→ **PROBLEM STATEMENT**:
Go through the data and retrieve each line that includes the string "space".

→ **EXTRACTED ENTRIES**:

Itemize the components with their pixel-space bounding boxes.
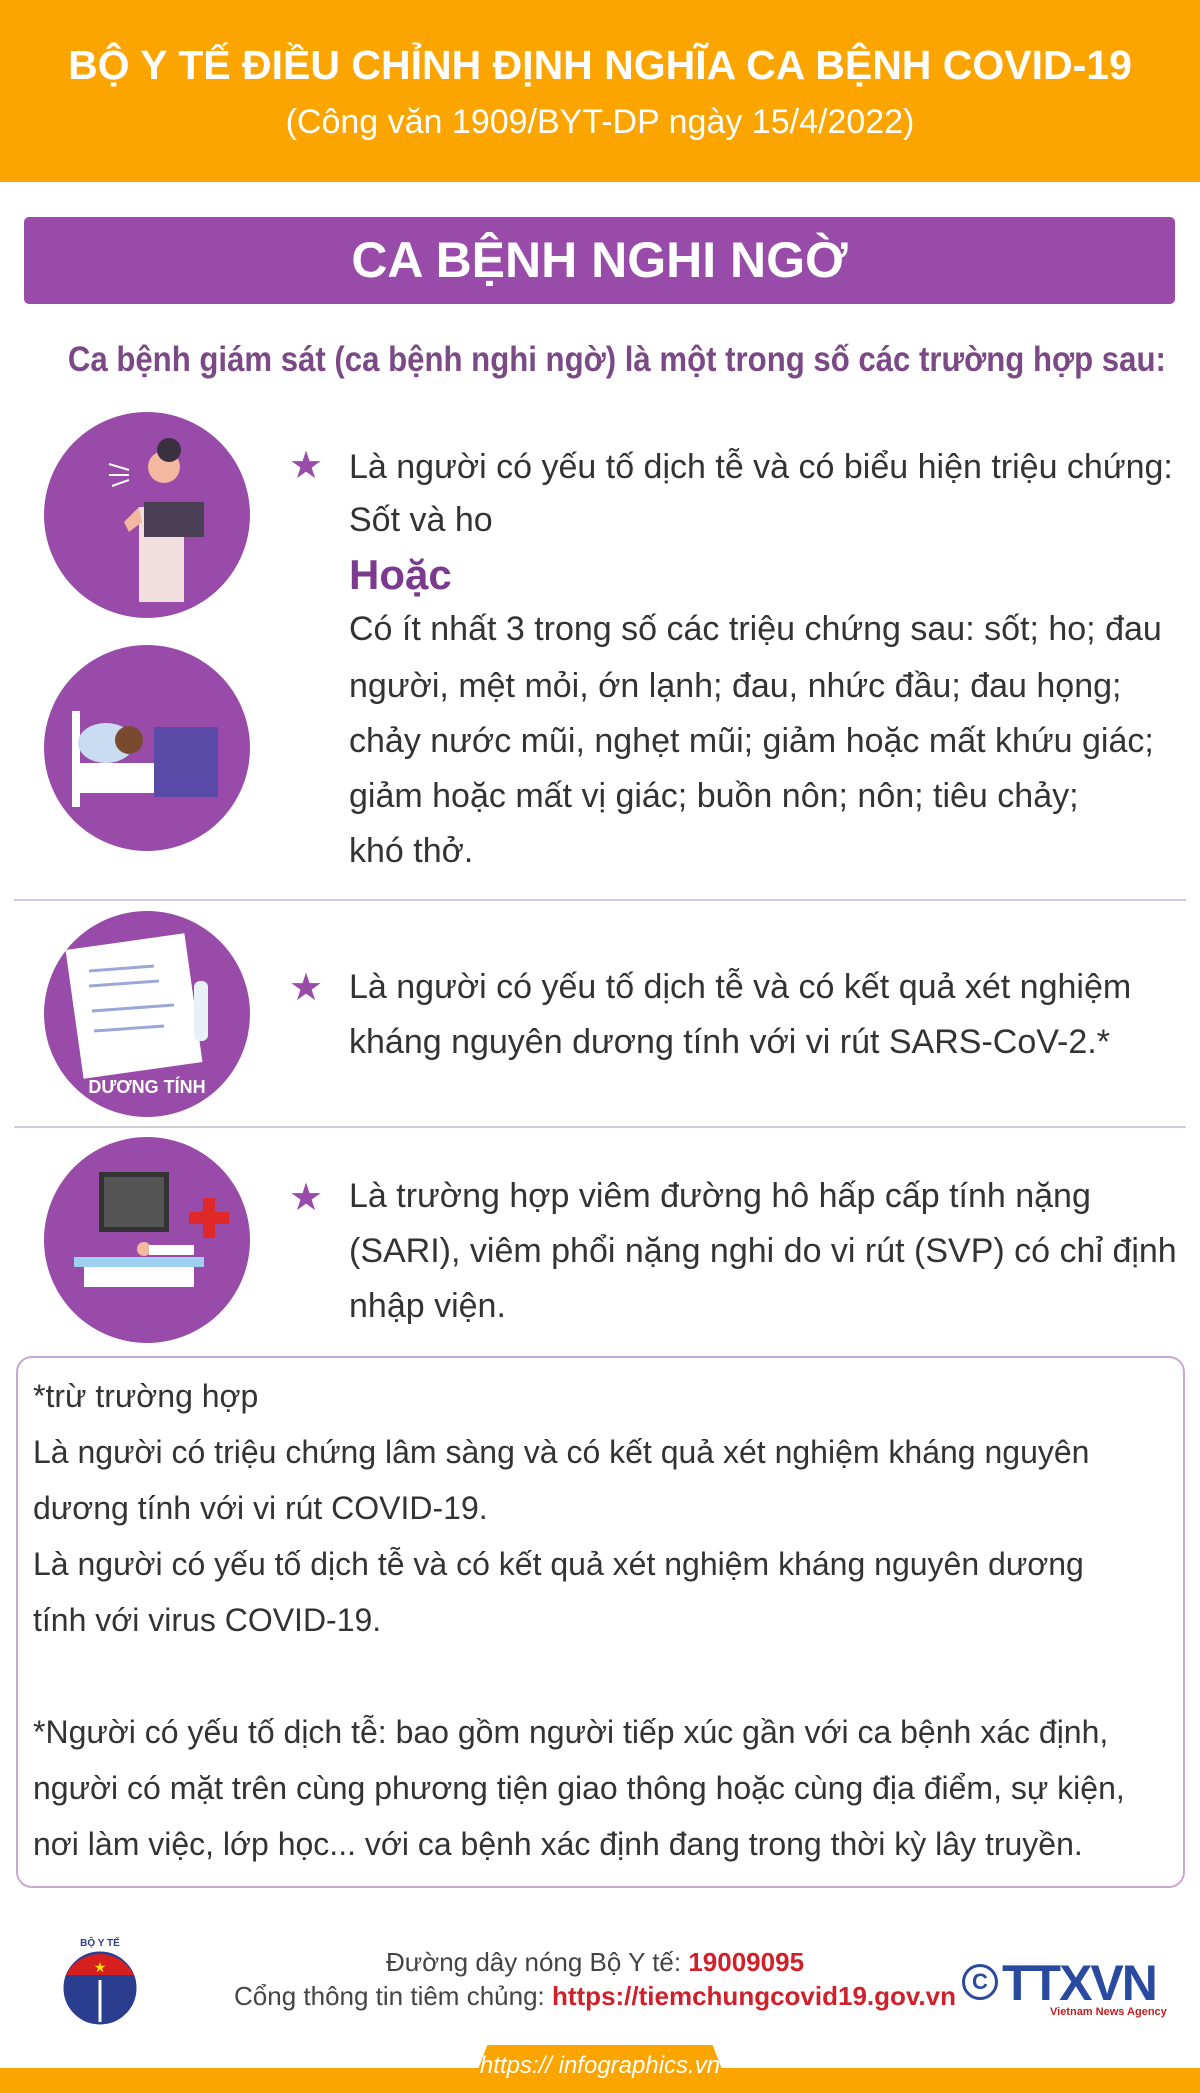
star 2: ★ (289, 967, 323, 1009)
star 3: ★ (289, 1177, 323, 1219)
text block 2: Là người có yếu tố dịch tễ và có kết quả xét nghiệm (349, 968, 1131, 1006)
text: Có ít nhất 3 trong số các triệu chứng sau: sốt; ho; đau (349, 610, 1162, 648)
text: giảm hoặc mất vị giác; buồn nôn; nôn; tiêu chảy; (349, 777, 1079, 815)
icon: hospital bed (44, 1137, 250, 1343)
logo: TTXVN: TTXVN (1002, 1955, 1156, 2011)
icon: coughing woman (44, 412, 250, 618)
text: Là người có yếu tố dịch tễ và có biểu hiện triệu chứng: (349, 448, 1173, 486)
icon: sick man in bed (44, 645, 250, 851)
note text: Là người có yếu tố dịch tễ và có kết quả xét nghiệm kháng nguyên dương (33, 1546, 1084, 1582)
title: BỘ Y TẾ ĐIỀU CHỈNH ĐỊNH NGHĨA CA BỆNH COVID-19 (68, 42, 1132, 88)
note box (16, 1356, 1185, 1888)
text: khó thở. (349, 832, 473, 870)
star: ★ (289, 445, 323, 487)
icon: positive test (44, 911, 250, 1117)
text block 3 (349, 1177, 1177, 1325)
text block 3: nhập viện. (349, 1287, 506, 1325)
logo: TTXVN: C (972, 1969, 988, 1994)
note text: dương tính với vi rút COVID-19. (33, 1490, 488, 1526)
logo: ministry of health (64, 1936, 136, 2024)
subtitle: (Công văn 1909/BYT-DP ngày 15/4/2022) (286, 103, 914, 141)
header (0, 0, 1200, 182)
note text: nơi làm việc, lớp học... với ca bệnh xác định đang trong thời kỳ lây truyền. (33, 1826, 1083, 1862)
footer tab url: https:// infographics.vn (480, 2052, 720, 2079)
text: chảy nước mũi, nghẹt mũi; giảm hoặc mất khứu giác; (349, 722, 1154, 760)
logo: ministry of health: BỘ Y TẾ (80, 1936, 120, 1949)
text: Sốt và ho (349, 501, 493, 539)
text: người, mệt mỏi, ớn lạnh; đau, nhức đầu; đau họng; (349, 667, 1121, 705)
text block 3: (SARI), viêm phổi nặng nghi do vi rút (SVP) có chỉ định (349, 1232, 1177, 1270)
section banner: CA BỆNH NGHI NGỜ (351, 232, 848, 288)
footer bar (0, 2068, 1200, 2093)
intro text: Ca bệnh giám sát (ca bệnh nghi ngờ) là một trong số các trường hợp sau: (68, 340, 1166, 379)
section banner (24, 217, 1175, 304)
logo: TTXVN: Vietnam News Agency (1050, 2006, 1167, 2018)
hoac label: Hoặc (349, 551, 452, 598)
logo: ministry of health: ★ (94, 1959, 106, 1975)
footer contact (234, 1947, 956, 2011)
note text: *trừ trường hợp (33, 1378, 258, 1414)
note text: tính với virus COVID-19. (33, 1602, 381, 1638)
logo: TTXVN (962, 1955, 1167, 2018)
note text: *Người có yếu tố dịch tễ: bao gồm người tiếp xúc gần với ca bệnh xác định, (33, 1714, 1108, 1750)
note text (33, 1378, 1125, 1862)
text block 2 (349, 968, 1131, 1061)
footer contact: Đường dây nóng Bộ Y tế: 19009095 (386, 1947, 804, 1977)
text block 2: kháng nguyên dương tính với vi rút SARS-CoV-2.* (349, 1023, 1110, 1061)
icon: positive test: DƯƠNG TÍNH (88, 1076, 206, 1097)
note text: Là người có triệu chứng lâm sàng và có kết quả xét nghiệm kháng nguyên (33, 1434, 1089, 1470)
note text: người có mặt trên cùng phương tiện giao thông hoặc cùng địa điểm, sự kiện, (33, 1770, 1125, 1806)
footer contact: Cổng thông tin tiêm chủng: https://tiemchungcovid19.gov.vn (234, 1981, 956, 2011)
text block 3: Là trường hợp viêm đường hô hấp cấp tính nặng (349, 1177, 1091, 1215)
---
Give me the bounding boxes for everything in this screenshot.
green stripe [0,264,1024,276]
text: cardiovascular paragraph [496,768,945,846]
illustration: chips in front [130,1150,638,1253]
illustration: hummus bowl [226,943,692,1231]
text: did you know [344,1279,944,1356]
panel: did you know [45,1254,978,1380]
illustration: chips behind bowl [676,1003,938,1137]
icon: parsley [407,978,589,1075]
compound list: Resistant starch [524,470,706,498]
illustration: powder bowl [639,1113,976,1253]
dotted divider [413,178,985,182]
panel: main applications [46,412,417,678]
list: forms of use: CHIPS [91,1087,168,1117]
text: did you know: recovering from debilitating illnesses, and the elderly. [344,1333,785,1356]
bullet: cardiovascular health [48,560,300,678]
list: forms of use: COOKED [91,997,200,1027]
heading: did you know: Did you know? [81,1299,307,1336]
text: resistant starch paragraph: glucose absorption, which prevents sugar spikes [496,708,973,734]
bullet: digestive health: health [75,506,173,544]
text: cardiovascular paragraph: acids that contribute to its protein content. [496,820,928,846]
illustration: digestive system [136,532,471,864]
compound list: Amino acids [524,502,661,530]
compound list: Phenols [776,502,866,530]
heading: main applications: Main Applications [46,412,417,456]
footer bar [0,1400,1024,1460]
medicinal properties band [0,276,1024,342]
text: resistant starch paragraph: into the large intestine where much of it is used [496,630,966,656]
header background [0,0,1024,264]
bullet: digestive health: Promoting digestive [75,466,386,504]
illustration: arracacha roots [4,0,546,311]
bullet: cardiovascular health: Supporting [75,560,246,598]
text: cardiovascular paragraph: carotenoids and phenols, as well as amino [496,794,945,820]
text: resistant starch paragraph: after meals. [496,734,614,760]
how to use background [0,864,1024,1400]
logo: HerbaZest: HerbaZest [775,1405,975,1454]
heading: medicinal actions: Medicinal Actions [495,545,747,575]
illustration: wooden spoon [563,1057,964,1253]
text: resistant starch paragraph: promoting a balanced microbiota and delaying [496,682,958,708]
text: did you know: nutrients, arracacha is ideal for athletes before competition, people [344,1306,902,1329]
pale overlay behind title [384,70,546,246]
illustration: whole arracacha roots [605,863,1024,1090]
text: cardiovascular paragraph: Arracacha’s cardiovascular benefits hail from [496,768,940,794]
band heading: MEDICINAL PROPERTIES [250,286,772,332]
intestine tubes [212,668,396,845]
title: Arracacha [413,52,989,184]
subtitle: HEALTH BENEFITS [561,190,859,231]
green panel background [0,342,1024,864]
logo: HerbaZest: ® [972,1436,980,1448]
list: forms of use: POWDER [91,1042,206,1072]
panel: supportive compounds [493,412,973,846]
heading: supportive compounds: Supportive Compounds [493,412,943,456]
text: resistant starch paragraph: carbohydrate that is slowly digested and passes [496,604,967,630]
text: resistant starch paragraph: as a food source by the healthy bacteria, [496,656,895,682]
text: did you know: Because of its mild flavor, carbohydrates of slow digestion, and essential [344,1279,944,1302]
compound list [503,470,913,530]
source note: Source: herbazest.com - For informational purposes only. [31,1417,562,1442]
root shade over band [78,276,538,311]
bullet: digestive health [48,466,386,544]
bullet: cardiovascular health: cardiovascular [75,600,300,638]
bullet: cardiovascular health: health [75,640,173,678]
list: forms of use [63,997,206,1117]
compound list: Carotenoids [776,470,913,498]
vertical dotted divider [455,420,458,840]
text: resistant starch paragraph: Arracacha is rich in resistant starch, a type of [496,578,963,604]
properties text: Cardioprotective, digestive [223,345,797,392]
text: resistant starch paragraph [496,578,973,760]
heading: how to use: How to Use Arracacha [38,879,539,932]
--
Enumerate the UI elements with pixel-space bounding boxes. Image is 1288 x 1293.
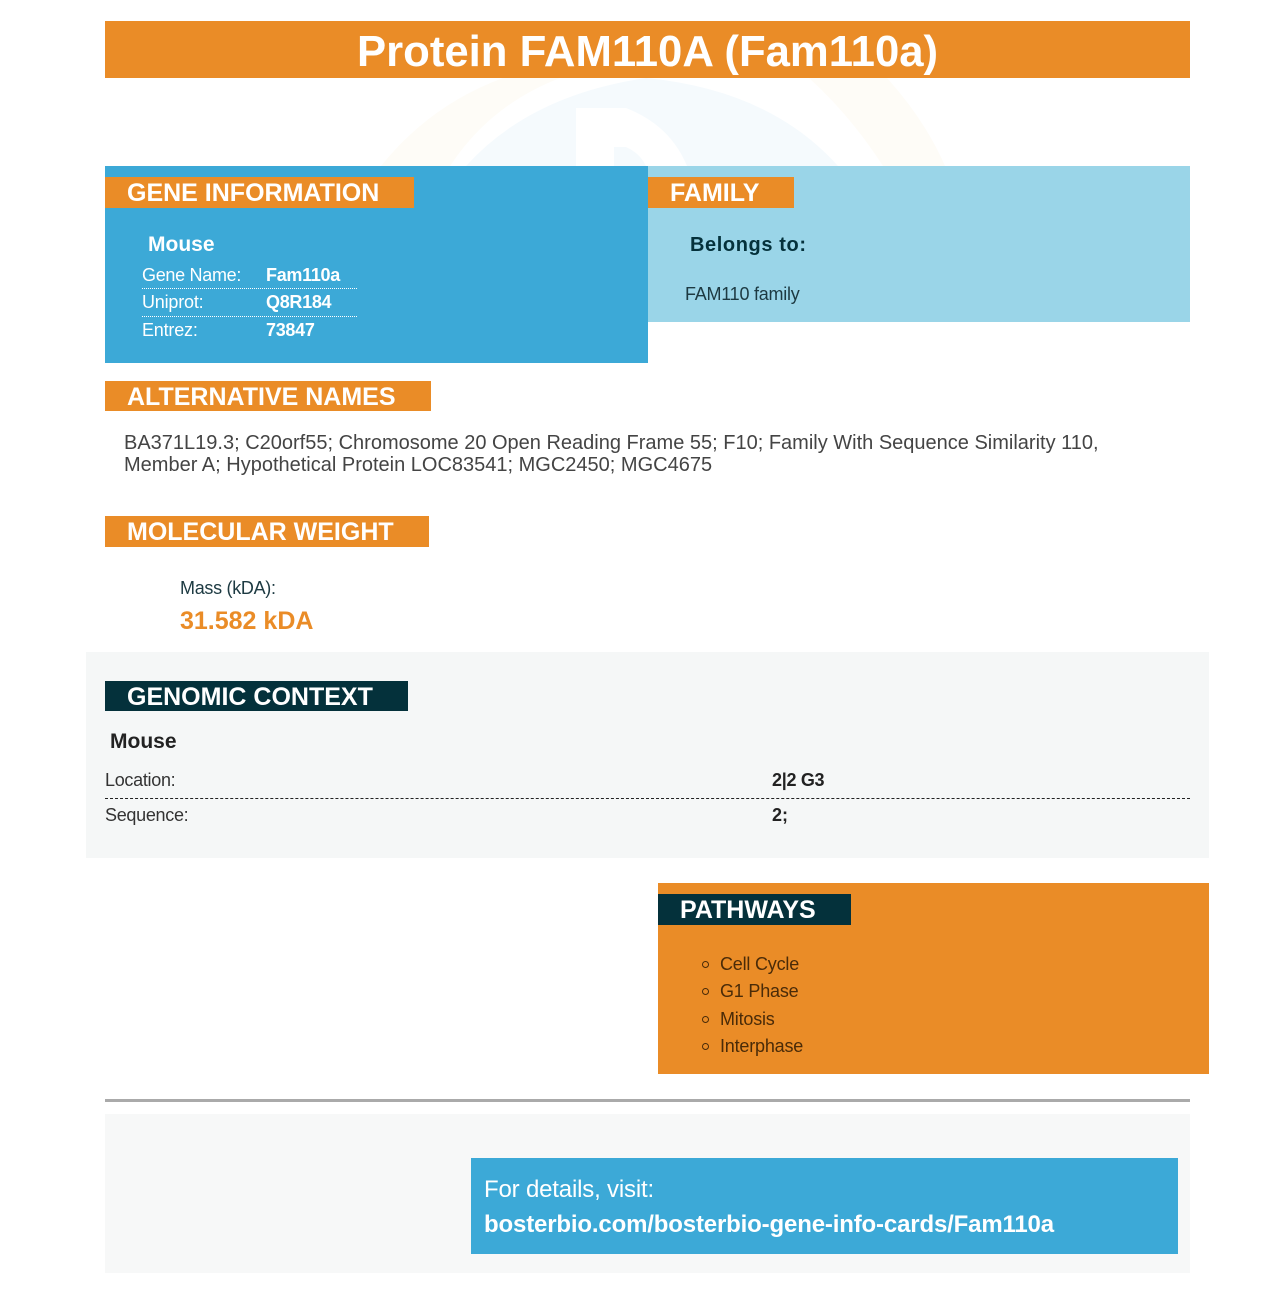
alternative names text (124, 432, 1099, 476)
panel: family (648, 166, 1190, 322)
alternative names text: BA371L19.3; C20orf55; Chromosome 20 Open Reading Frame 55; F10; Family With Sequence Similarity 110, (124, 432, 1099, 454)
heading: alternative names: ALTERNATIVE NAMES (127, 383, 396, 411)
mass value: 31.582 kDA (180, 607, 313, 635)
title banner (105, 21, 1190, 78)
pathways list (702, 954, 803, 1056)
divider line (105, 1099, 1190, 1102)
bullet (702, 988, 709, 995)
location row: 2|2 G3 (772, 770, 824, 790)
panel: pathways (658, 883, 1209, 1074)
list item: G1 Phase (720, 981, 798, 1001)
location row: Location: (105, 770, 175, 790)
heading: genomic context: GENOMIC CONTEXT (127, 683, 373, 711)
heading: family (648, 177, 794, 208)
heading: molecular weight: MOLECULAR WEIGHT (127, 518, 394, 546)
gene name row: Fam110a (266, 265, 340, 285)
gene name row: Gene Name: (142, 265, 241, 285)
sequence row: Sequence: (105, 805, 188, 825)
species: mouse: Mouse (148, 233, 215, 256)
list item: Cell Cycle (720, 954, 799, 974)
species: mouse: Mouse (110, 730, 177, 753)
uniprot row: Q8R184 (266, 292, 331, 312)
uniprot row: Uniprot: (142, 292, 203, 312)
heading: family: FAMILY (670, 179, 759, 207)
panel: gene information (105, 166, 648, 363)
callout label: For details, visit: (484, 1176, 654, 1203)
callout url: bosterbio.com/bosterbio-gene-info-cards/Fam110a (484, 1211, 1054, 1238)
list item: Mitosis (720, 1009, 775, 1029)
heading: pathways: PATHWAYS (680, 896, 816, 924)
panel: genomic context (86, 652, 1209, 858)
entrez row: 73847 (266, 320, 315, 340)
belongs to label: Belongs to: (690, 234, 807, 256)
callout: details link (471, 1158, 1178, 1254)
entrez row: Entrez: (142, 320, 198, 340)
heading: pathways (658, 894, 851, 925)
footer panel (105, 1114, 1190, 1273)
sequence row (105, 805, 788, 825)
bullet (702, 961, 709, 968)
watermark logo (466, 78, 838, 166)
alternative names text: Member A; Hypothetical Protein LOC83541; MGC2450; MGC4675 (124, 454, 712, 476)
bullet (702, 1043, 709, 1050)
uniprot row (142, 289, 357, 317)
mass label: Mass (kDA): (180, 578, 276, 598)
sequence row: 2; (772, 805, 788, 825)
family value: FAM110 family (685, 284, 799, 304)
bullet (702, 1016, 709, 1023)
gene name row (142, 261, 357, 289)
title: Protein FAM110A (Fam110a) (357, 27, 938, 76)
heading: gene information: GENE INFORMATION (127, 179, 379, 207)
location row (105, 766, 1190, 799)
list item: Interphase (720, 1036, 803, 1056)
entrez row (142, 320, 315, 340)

→ **SOLUTION BELOW**:
Itemize the components with their pixel-space bounding boxes.
Enumerate the UI elements with pixel-space bounding boxes. Image is 1288 x 1293.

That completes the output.